#### What you will do
Print the records again, character for character.

#### Task data
- - -
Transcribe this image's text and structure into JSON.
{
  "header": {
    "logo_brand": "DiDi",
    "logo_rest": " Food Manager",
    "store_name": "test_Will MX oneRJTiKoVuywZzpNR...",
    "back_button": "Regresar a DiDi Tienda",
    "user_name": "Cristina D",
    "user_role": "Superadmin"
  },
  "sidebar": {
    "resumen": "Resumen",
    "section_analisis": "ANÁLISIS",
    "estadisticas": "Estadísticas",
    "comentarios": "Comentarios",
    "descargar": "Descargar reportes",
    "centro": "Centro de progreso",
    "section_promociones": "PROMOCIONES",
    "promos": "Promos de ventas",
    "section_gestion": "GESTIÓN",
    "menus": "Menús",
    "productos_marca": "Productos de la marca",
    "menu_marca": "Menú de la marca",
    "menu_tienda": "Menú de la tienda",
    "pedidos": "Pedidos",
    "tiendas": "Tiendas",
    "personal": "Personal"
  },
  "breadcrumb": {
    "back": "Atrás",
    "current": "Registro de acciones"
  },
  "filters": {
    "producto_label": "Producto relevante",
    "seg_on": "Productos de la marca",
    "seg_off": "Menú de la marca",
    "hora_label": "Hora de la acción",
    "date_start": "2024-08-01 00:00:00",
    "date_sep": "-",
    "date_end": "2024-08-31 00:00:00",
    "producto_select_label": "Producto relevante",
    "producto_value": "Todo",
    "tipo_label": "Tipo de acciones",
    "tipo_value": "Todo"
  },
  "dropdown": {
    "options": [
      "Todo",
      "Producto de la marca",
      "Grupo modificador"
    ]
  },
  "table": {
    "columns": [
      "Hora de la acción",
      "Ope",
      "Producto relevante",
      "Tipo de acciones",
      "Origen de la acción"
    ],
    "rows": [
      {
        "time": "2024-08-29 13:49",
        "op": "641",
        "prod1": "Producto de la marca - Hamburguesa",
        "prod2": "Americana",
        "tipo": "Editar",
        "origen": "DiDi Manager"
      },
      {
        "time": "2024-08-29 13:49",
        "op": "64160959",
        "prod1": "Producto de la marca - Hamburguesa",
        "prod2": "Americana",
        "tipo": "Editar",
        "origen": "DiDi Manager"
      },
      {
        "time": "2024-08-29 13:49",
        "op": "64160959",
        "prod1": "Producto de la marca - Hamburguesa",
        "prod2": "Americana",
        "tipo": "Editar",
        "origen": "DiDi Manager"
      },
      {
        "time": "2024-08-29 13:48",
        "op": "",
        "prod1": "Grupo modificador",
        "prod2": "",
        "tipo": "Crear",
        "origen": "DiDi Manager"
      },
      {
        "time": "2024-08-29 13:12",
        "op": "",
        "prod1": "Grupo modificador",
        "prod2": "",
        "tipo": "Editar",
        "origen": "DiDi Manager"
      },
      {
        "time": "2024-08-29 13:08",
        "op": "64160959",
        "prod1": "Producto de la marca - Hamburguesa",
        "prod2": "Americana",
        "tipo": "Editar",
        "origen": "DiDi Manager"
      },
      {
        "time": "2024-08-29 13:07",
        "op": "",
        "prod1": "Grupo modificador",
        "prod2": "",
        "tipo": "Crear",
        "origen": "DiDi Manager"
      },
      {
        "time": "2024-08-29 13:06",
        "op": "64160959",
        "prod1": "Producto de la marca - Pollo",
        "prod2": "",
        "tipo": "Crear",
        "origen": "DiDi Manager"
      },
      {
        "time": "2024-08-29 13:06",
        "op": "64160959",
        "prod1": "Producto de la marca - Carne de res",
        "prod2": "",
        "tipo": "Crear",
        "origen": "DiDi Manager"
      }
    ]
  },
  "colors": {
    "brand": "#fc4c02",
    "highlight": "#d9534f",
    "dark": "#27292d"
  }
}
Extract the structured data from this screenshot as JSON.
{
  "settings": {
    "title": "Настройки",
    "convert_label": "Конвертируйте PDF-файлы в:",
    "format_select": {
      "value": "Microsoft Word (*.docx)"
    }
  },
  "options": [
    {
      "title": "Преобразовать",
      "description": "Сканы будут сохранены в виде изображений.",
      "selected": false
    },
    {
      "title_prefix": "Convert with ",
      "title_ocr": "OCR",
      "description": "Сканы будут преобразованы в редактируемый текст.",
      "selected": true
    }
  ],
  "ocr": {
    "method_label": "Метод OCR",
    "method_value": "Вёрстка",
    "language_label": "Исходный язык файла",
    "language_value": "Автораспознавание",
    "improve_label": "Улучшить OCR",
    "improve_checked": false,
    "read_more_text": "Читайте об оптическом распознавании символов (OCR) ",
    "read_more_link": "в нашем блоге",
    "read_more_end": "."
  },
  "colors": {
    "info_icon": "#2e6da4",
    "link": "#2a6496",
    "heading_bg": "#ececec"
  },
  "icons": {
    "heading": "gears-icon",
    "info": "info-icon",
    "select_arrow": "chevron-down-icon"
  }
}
- - -
#### Finished task
Transcribe this image's text and structure into JSON.
{
  "header": {
    "logo_brand": "DiDi",
    "logo_rest": " Food Manager",
    "store_name": "test_Will MX oneRJTiKoVuywZzpNR...",
    "back_button": "Regresar a DiDi Tienda",
    "user_name": "Cristina D",
    "user_role": "Superadmin"
  },
  "sidebar": {
    "resumen": "Resumen",
    "section_analisis": "ANÁLISIS",
    "estadisticas": "Estadísticas",
    "comentarios": "Comentarios",
    "descargar": "Descargar reportes",
    "centro": "Centro de progreso",
    "section_promociones": "PROMOCIONES",
    "promos": "Promos de ventas",
    "section_gestion": "GESTIÓN",
    "menus": "Menús",
    "productos_marca": "Productos de la marca",
    "menu_marca": "Menú de la marca",
    "menu_tienda": "Menú de la tienda",
    "pedidos": "Pedidos",
    "tiendas": "Tiendas",
    "personal": "Personal"
  },
  "breadcrumb": {
    "back": "Atrás",
    "current": "Registro de acciones"
  },
  "filters": {
    "producto_label": "Producto relevante",
    "seg_on": "Productos de la marca",
    "seg_off": "Menú de la marca",
    "hora_label": "Hora de la acción",
    "date_start": "2024-08-01 00:00:00",
    "date_sep": "-",
    "date_end": "2024-08-31 00:00:00",
    "producto_select_label": "Producto relevante",
    "producto_value": "Todo",
    "tipo_label": "Tipo de acciones",
    "tipo_value": "Todo"
  },
  "dropdown": {
    "options": [
      "Todo",
      "Producto de la marca",
      "Grupo modificador"
    ]
  },
  "table": {
    "columns": [
      "Hora de la acción",
      "Ope",
      "Producto relevante",
      "Tipo de acciones",
      "Origen de la acción"
    ],
    "rows": [
      {
        "time": "2024-08-29 13:49",
        "op": "641",
        "prod1": "Producto de la marca - Hamburguesa",
        "prod2": "Americana",
        "tipo": "Editar",
        "origen": "DiDi Manager"
      },
      {
        "time": "2024-08-29 13:49",
        "op": "64160959",
        "prod1": "Producto de la marca - Hamburguesa",
        "prod2": "Americana",
        "tipo": "Editar",
        "origen": "DiDi Manager"
      },
      {
        "time": "2024-08-29 13:49",
        "op": "64160959",
        "prod1": "Producto de la marca - Hamburguesa",
        "prod2": "Americana",
        "tipo": "Editar",
        "origen": "DiDi Manager"
      },
      {
        "time": "2024-08-29 13:48",
        "op": "",
        "prod1": "Grupo modificador",
        "prod2": "",
        "tipo": "Crear",
        "origen": "DiDi Manager"
      },
      {
        "time": "2024-08-29 13:12",
        "op": "",
        "prod1": "Grupo modificador",
        "prod2": "",
        "tipo": "Editar",
        "origen": "DiDi Manager"
      },
      {
        "time": "2024-08-29 13:08",
        "op": "64160959",
        "prod1": "Producto de la marca - Hamburguesa",
        "prod2": "Americana",
        "tipo": "Editar",
        "origen": "DiDi Manager"
      },
      {
        "time": "2024-08-29 13:07",
        "op": "",
        "prod1": "Grupo modificador",
        "prod2": "",
        "tipo": "Crear",
        "origen": "DiDi Manager"
      },
      {
        "time": "2024-08-29 13:06",
        "op": "64160959",
        "prod1": "Producto de la marca - Pollo",
        "prod2": "",
        "tipo": "Crear",
        "origen": "DiDi Manager"
      },
      {
        "time": "2024-08-29 13:06",
        "op": "64160959",
        "prod1": "Producto de la marca - Carne de res",
        "prod2": "",
        "tipo": "Crear",
        "origen": "DiDi Manager"
      }
    ]
  },
  "colors": {
    "brand": "#fc4c02",
    "highlight": "#d9534f",
    "dark": "#27292d"
  }
}
Extract the structured data from this screenshot as JSON.
{
  "settings": {
    "title": "Настройки",
    "convert_label": "Конвертируйте PDF-файлы в:",
    "format_select": {
      "value": "Microsoft Word (*.docx)"
    }
  },
  "options": [
    {
      "title": "Преобразовать",
      "description": "Сканы будут сохранены в виде изображений.",
      "selected": false
    },
    {
      "title_prefix": "Convert with ",
      "title_ocr": "OCR",
      "description": "Сканы будут преобразованы в редактируемый текст.",
      "selected": true
    }
  ],
  "ocr": {
    "method_label": "Метод OCR",
    "method_value": "Вёрстка",
    "language_label": "Исходный язык файла",
    "language_value": "Автораспознавание",
    "improve_label": "Улучшить OCR",
    "improve_checked": false,
    "read_more_text": "Читайте об оптическом распознавании символов (OCR) ",
    "read_more_link": "в нашем блоге",
    "read_more_end": "."
  },
  "colors": {
    "info_icon": "#2e6da4",
    "link": "#2a6496",
    "heading_bg": "#ececec"
  },
  "icons": {
    "heading": "gears-icon",
    "info": "info-icon",
    "select_arrow": "chevron-down-icon"
  }
}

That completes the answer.